_Directions_. Repeat the listing in full, preserving every character.

_Figure data in JSON_.
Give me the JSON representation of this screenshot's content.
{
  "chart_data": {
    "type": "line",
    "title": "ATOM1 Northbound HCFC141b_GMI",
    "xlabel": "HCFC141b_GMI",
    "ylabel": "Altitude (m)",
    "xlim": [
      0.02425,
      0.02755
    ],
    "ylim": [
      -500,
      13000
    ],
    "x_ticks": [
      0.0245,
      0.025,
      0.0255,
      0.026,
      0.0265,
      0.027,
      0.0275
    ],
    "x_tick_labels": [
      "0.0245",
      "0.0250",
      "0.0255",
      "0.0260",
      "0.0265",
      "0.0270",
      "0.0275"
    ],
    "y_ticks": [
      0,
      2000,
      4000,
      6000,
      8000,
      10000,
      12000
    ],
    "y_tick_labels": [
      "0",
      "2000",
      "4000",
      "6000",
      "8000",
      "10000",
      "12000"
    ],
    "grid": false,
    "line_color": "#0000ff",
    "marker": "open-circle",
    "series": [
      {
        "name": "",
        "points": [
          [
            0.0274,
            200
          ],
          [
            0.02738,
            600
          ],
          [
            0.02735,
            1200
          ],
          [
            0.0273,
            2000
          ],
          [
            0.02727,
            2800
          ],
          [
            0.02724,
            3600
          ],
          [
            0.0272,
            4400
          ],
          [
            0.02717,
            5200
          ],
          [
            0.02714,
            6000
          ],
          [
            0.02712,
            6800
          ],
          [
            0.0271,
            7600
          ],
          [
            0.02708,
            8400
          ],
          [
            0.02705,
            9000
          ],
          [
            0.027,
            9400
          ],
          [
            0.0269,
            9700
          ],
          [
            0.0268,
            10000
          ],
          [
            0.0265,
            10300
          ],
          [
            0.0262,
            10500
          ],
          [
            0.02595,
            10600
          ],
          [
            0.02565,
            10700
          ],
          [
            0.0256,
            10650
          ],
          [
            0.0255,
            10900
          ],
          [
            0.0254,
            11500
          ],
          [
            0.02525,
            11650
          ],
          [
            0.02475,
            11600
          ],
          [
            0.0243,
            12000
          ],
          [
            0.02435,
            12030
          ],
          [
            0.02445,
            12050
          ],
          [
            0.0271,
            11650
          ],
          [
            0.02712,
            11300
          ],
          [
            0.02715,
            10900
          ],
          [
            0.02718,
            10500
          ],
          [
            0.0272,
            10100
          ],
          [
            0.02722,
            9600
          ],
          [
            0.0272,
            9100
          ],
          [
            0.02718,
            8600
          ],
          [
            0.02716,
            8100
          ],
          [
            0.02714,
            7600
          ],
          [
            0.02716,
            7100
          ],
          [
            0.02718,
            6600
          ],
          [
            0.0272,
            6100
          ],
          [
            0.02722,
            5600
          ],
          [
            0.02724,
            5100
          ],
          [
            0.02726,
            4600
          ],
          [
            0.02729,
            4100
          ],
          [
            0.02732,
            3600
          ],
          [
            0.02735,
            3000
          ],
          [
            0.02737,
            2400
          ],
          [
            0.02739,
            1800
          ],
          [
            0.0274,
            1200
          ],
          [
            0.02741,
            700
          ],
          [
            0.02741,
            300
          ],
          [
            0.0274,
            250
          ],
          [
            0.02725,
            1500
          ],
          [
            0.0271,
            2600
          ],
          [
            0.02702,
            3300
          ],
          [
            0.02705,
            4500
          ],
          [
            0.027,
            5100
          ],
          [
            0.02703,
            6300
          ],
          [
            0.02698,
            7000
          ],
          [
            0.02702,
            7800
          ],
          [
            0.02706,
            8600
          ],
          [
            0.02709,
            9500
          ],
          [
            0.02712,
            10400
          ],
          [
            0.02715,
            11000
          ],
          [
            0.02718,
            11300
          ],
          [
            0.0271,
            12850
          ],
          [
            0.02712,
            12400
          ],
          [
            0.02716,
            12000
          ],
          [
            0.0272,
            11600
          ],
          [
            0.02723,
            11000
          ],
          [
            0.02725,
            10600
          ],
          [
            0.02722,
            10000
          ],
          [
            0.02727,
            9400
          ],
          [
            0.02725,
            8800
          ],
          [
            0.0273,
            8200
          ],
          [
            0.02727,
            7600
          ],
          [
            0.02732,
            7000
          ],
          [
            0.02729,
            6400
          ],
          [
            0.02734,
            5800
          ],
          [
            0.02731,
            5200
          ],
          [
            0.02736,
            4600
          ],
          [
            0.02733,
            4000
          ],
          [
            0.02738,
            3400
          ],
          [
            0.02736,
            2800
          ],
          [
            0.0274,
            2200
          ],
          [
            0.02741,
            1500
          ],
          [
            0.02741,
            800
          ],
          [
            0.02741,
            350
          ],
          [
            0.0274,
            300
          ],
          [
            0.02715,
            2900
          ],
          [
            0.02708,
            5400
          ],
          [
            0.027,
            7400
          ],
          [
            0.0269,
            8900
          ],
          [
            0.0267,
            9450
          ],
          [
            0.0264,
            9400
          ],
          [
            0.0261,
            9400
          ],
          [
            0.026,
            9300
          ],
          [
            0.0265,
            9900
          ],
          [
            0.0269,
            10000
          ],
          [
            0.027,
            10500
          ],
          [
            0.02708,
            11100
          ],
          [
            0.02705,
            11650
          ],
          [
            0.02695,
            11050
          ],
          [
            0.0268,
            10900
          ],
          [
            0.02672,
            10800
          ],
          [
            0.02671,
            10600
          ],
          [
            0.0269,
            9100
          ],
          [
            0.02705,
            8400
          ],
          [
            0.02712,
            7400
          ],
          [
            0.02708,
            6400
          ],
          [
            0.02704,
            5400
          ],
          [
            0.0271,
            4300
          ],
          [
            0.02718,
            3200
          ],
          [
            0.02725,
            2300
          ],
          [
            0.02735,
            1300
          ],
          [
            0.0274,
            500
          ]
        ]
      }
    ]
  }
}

_Answer to this exercise_.
Give me the JSON representation of this screenshot's content.
{
  "chart_data": {
    "type": "line",
    "title": "ATOM1 Northbound HCFC141b_GMI",
    "xlabel": "HCFC141b_GMI",
    "ylabel": "Altitude (m)",
    "xlim": [
      0.02425,
      0.02755
    ],
    "ylim": [
      -500,
      13000
    ],
    "x_ticks": [
      0.0245,
      0.025,
      0.0255,
      0.026,
      0.0265,
      0.027,
      0.0275
    ],
    "x_tick_labels": [
      "0.0245",
      "0.0250",
      "0.0255",
      "0.0260",
      "0.0265",
      "0.0270",
      "0.0275"
    ],
    "y_ticks": [
      0,
      2000,
      4000,
      6000,
      8000,
      10000,
      12000
    ],
    "y_tick_labels": [
      "0",
      "2000",
      "4000",
      "6000",
      "8000",
      "10000",
      "12000"
    ],
    "grid": false,
    "line_color": "#0000ff",
    "marker": "open-circle",
    "series": [
      {
        "name": "",
        "points": [
          [
            0.0274,
            200
          ],
          [
            0.02738,
            600
          ],
          [
            0.02735,
            1200
          ],
          [
            0.0273,
            2000
          ],
          [
            0.02727,
            2800
          ],
          [
            0.02724,
            3600
          ],
          [
            0.0272,
            4400
          ],
          [
            0.02717,
            5200
          ],
          [
            0.02714,
            6000
          ],
          [
            0.02712,
            6800
          ],
          [
            0.0271,
            7600
          ],
          [
            0.02708,
            8400
          ],
          [
            0.02705,
            9000
          ],
          [
            0.027,
            9400
          ],
          [
            0.0269,
            9700
          ],
          [
            0.0268,
            10000
          ],
          [
            0.0265,
            10300
          ],
          [
            0.0262,
            10500
          ],
          [
            0.02595,
            10600
          ],
          [
            0.02565,
            10700
          ],
          [
            0.0256,
            10650
          ],
          [
            0.0255,
            10900
          ],
          [
            0.0254,
            11500
          ],
          [
            0.02525,
            11650
          ],
          [
            0.02475,
            11600
          ],
          [
            0.0243,
            12000
          ],
          [
            0.02435,
            12030
          ],
          [
            0.02445,
            12050
          ],
          [
            0.0271,
            11650
          ],
          [
            0.02712,
            11300
          ],
          [
            0.02715,
            10900
          ],
          [
            0.02718,
            10500
          ],
          [
            0.0272,
            10100
          ],
          [
            0.02722,
            9600
          ],
          [
            0.0272,
            9100
          ],
          [
            0.02718,
            8600
          ],
          [
            0.02716,
            8100
          ],
          [
            0.02714,
            7600
          ],
          [
            0.02716,
            7100
          ],
          [
            0.02718,
            6600
          ],
          [
            0.0272,
            6100
          ],
          [
            0.02722,
            5600
          ],
          [
            0.02724,
            5100
          ],
          [
            0.02726,
            4600
          ],
          [
            0.02729,
            4100
          ],
          [
            0.02732,
            3600
          ],
          [
            0.02735,
            3000
          ],
          [
            0.02737,
            2400
          ],
          [
            0.02739,
            1800
          ],
          [
            0.0274,
            1200
          ],
          [
            0.02741,
            700
          ],
          [
            0.02741,
            300
          ],
          [
            0.0274,
            250
          ],
          [
            0.02725,
            1500
          ],
          [
            0.0271,
            2600
          ],
          [
            0.02702,
            3300
          ],
          [
            0.02705,
            4500
          ],
          [
            0.027,
            5100
          ],
          [
            0.02703,
            6300
          ],
          [
            0.02698,
            7000
          ],
          [
            0.02702,
            7800
          ],
          [
            0.02706,
            8600
          ],
          [
            0.02709,
            9500
          ],
          [
            0.02712,
            10400
          ],
          [
            0.02715,
            11000
          ],
          [
            0.02718,
            11300
          ],
          [
            0.0271,
            12850
          ],
          [
            0.02712,
            12400
          ],
          [
            0.02716,
            12000
          ],
          [
            0.0272,
            11600
          ],
          [
            0.02723,
            11000
          ],
          [
            0.02725,
            10600
          ],
          [
            0.02722,
            10000
          ],
          [
            0.02727,
            9400
          ],
          [
            0.02725,
            8800
          ],
          [
            0.0273,
            8200
          ],
          [
            0.02727,
            7600
          ],
          [
            0.02732,
            7000
          ],
          [
            0.02729,
            6400
          ],
          [
            0.02734,
            5800
          ],
          [
            0.02731,
            5200
          ],
          [
            0.02736,
            4600
          ],
          [
            0.02733,
            4000
          ],
          [
            0.02738,
            3400
          ],
          [
            0.02736,
            2800
          ],
          [
            0.0274,
            2200
          ],
          [
            0.02741,
            1500
          ],
          [
            0.02741,
            800
          ],
          [
            0.02741,
            350
          ],
          [
            0.0274,
            300
          ],
          [
            0.02715,
            2900
          ],
          [
            0.02708,
            5400
          ],
          [
            0.027,
            7400
          ],
          [
            0.0269,
            8900
          ],
          [
            0.0267,
            9450
          ],
          [
            0.0264,
            9400
          ],
          [
            0.0261,
            9400
          ],
          [
            0.026,
            9300
          ],
          [
            0.0265,
            9900
          ],
          [
            0.0269,
            10000
          ],
          [
            0.027,
            10500
          ],
          [
            0.02708,
            11100
          ],
          [
            0.02705,
            11650
          ],
          [
            0.02695,
            11050
          ],
          [
            0.0268,
            10900
          ],
          [
            0.02672,
            10800
          ],
          [
            0.02671,
            10600
          ],
          [
            0.0269,
            9100
          ],
          [
            0.02705,
            8400
          ],
          [
            0.02712,
            7400
          ],
          [
            0.02708,
            6400
          ],
          [
            0.02704,
            5400
          ],
          [
            0.0271,
            4300
          ],
          [
            0.02718,
            3200
          ],
          [
            0.02725,
            2300
          ],
          [
            0.02735,
            1300
          ],
          [
            0.0274,
            500
          ]
        ]
      }
    ]
  }
}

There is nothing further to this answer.